_EXERCISE INSTRUCTIONS:_ Transcribe the material in full, exactly as written.

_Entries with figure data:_
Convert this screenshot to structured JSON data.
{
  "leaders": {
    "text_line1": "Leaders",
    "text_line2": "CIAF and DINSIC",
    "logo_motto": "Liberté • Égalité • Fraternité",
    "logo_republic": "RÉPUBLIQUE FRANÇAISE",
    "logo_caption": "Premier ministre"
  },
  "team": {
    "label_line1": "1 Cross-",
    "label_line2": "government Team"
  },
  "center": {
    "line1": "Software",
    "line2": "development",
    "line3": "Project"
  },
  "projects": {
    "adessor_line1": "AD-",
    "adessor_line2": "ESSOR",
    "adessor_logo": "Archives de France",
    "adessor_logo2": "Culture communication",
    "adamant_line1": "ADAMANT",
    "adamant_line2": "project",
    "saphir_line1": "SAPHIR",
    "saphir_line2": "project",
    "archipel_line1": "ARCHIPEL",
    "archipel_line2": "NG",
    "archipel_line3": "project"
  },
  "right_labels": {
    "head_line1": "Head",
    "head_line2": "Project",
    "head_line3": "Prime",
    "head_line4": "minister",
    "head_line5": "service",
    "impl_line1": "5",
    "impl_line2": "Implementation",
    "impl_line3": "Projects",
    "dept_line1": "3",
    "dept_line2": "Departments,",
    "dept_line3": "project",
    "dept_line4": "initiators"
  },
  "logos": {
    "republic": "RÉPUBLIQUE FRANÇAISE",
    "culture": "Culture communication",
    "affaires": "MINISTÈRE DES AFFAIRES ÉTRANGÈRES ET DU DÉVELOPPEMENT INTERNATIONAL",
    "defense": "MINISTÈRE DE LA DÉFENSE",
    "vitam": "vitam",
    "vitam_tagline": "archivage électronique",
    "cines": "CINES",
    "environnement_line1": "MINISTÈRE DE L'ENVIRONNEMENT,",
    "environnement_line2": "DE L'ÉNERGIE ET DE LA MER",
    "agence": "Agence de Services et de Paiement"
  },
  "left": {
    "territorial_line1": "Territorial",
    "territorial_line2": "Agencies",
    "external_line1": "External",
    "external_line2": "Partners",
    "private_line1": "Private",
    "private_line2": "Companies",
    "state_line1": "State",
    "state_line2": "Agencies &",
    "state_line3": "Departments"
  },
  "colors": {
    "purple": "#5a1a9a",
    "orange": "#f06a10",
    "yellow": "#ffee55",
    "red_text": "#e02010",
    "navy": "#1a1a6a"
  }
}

_RIGHT ANSWER:_
Convert this screenshot to structured JSON data.
{
  "leaders": {
    "text_line1": "Leaders",
    "text_line2": "CIAF and DINSIC",
    "logo_motto": "Liberté • Égalité • Fraternité",
    "logo_republic": "RÉPUBLIQUE FRANÇAISE",
    "logo_caption": "Premier ministre"
  },
  "team": {
    "label_line1": "1 Cross-",
    "label_line2": "government Team"
  },
  "center": {
    "line1": "Software",
    "line2": "development",
    "line3": "Project"
  },
  "projects": {
    "adessor_line1": "AD-",
    "adessor_line2": "ESSOR",
    "adessor_logo": "Archives de France",
    "adessor_logo2": "Culture communication",
    "adamant_line1": "ADAMANT",
    "adamant_line2": "project",
    "saphir_line1": "SAPHIR",
    "saphir_line2": "project",
    "archipel_line1": "ARCHIPEL",
    "archipel_line2": "NG",
    "archipel_line3": "project"
  },
  "right_labels": {
    "head_line1": "Head",
    "head_line2": "Project",
    "head_line3": "Prime",
    "head_line4": "minister",
    "head_line5": "service",
    "impl_line1": "5",
    "impl_line2": "Implementation",
    "impl_line3": "Projects",
    "dept_line1": "3",
    "dept_line2": "Departments,",
    "dept_line3": "project",
    "dept_line4": "initiators"
  },
  "logos": {
    "republic": "RÉPUBLIQUE FRANÇAISE",
    "culture": "Culture communication",
    "affaires": "MINISTÈRE DES AFFAIRES ÉTRANGÈRES ET DU DÉVELOPPEMENT INTERNATIONAL",
    "defense": "MINISTÈRE DE LA DÉFENSE",
    "vitam": "vitam",
    "vitam_tagline": "archivage électronique",
    "cines": "CINES",
    "environnement_line1": "MINISTÈRE DE L'ENVIRONNEMENT,",
    "environnement_line2": "DE L'ÉNERGIE ET DE LA MER",
    "agence": "Agence de Services et de Paiement"
  },
  "left": {
    "territorial_line1": "Territorial",
    "territorial_line2": "Agencies",
    "external_line1": "External",
    "external_line2": "Partners",
    "private_line1": "Private",
    "private_line2": "Companies",
    "state_line1": "State",
    "state_line2": "Agencies &",
    "state_line3": "Departments"
  },
  "colors": {
    "purple": "#5a1a9a",
    "orange": "#f06a10",
    "yellow": "#ffee55",
    "red_text": "#e02010",
    "navy": "#1a1a6a"
  }
}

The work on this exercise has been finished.